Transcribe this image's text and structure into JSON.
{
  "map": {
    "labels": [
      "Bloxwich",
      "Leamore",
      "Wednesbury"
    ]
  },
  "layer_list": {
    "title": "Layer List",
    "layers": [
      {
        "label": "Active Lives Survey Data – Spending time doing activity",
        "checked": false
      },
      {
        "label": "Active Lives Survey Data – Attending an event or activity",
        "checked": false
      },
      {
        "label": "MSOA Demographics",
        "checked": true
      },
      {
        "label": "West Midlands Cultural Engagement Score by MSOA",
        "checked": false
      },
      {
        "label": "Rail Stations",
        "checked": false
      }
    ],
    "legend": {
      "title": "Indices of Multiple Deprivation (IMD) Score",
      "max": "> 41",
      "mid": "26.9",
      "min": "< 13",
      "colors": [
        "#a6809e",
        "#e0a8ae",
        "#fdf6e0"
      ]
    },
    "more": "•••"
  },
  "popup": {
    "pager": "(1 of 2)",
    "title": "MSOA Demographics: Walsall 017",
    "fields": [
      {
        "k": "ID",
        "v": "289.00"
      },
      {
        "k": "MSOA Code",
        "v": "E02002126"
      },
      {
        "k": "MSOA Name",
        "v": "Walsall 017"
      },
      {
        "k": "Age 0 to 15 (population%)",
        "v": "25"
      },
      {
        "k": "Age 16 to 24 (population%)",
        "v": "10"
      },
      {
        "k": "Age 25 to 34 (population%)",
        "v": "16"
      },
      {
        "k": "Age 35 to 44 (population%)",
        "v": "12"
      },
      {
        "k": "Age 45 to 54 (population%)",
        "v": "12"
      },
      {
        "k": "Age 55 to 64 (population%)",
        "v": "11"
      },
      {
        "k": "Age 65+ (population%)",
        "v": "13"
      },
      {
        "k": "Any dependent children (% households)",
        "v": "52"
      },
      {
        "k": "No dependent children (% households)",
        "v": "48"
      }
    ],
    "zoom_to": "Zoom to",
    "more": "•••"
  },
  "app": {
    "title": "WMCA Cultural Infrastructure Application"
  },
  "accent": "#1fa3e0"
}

REQUEST =>
Read through the entries and copy each line in which "activity" appears.

OUTPUT OF THE EXERCISE =>
        "label": "Active Lives Survey Data – Spending time doing activity",
        "label": "Active Lives Survey Data – Attending an event or activity",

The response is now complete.